### PROBLEM DESCRIPTION
Identify every line in the entries below that contains the string "legend", and copy each such line in full. Matching is case-sensitive.

### SUPPLIED DATA
━━━
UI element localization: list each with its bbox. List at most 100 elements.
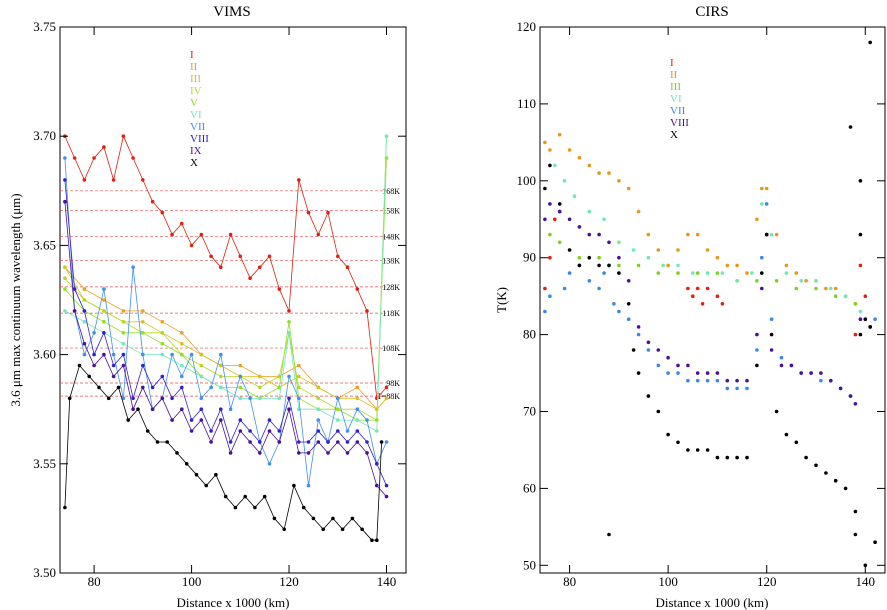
vims-data-point bbox=[365, 309, 369, 313]
cirs-data-point bbox=[557, 209, 562, 214]
vims-data-point bbox=[355, 396, 360, 401]
cirs-data-point bbox=[804, 455, 808, 460]
cirs-y-tick-label: 50 bbox=[523, 557, 536, 572]
cirs-data-point bbox=[824, 471, 828, 475]
cirs-data-point bbox=[646, 340, 651, 345]
cirs-data-point bbox=[774, 232, 779, 237]
vims-data-point bbox=[258, 385, 262, 390]
vims-x-tick-label: 100 bbox=[182, 574, 202, 589]
vims-reference-label: 138K bbox=[382, 257, 400, 266]
vims-data-point bbox=[360, 527, 364, 532]
vims-reference-label: 168K bbox=[382, 187, 400, 196]
cirs-data-point bbox=[636, 371, 641, 375]
vims-data-point bbox=[102, 331, 106, 335]
cirs-data-point bbox=[725, 386, 730, 391]
vims-data-point bbox=[204, 483, 208, 488]
cirs-data-point bbox=[567, 271, 572, 275]
vims-data-point bbox=[384, 396, 389, 401]
vims-data-point bbox=[214, 472, 218, 477]
vims-data-point bbox=[180, 407, 184, 412]
vims-series-group bbox=[63, 134, 389, 542]
vims-data-point bbox=[141, 178, 145, 182]
cirs-data-point bbox=[656, 248, 661, 252]
cirs-data-point bbox=[597, 286, 601, 291]
vims-legend-item: VII bbox=[190, 121, 206, 133]
vims-data-point bbox=[384, 134, 389, 138]
cirs-data-point bbox=[755, 217, 759, 222]
cirs-data-point bbox=[666, 355, 670, 360]
vims-y-tick-label: 3.55 bbox=[33, 456, 56, 471]
vims-data-point bbox=[384, 483, 389, 488]
cirs-data-point bbox=[774, 409, 779, 414]
vims-reference-lines: 168K 158K 148K 138K 128K 118K 108K 98K T=88K bbox=[60, 187, 400, 401]
cirs-data-point bbox=[769, 317, 774, 322]
cirs-data-point bbox=[617, 255, 621, 260]
vims-data-point bbox=[331, 516, 335, 521]
cirs-data-point bbox=[548, 202, 552, 206]
vims-data-point bbox=[199, 418, 204, 422]
vims-data-point bbox=[238, 374, 243, 379]
cirs-y-tick-label: 60 bbox=[523, 480, 536, 495]
vims-data-point bbox=[141, 320, 145, 324]
vims-data-point bbox=[150, 385, 155, 390]
vims-y-axis-label: 3.6 μm max continuum wavelength (μm) bbox=[8, 193, 23, 406]
cirs-data-point bbox=[548, 255, 552, 260]
vims-data-point bbox=[316, 232, 321, 237]
vims-data-point bbox=[92, 331, 96, 335]
vims-data-point bbox=[384, 440, 389, 444]
vims-data-point bbox=[297, 178, 301, 182]
vims-data-point bbox=[170, 352, 174, 357]
cirs-data-point bbox=[764, 202, 769, 206]
vims-x-axis-label: Distance x 1000 (km) bbox=[176, 595, 289, 610]
vims-data-point bbox=[365, 451, 369, 455]
cirs-y-tick-label: 120 bbox=[517, 19, 537, 34]
vims-series-line bbox=[64, 157, 387, 486]
vims-reference-label: 128K bbox=[382, 283, 400, 292]
vims-data-point bbox=[102, 287, 106, 291]
cirs-data-point bbox=[715, 371, 720, 375]
vims-data-point bbox=[375, 462, 379, 466]
cirs-data-point bbox=[833, 478, 838, 483]
vims-data-point bbox=[277, 385, 282, 390]
cirs-data-point bbox=[597, 232, 601, 237]
vims-data-point bbox=[340, 527, 345, 532]
cirs-x-tick-label: 80 bbox=[563, 574, 576, 589]
cirs-data-point bbox=[745, 455, 749, 460]
vims-series-line bbox=[64, 179, 387, 486]
cirs-data-point bbox=[774, 279, 779, 283]
cirs-data-point bbox=[858, 263, 863, 268]
vims-data-point bbox=[316, 429, 321, 433]
cirs-data-point bbox=[656, 271, 661, 275]
cirs-data-point bbox=[760, 186, 764, 191]
vims-legend-item: I bbox=[190, 49, 194, 61]
vims-y-tick-label: 3.65 bbox=[33, 237, 56, 252]
vims-data-point bbox=[121, 331, 126, 335]
cirs-data-point bbox=[612, 302, 616, 306]
vims-x-tick-label: 140 bbox=[377, 574, 397, 589]
vims-data-point bbox=[238, 385, 243, 390]
cirs-data-point bbox=[799, 279, 803, 283]
cirs-y-tick-label: 110 bbox=[517, 96, 536, 111]
cirs-data-point bbox=[873, 317, 877, 322]
vims-data-point bbox=[219, 363, 223, 368]
cirs-data-point bbox=[715, 294, 720, 299]
vims-data-point bbox=[189, 243, 194, 248]
vims-data-point bbox=[63, 178, 67, 182]
vims-data-point bbox=[141, 352, 145, 357]
cirs-data-point bbox=[553, 217, 557, 222]
vims-data-point bbox=[63, 287, 67, 291]
cirs-data-point bbox=[695, 286, 700, 291]
vims-data-point bbox=[160, 341, 165, 346]
cirs-data-point bbox=[843, 486, 848, 491]
cirs-data-point bbox=[769, 232, 774, 237]
vims-y-tick-label: 3.60 bbox=[33, 347, 56, 362]
cirs-data-point bbox=[553, 163, 557, 168]
vims-data-point bbox=[77, 363, 82, 368]
cirs-data-point bbox=[607, 171, 611, 175]
cirs-title: CIRS bbox=[695, 4, 728, 20]
vims-data-point bbox=[102, 320, 106, 324]
cirs-data-point bbox=[666, 263, 670, 268]
cirs-data-point bbox=[764, 232, 769, 237]
vims-data-point bbox=[82, 178, 87, 182]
━━━
### SOLUTION TO THIS PROBLEM
vims-legend-item: VII bbox=[190, 121, 206, 133]
vims-legend-item: I bbox=[190, 49, 194, 61]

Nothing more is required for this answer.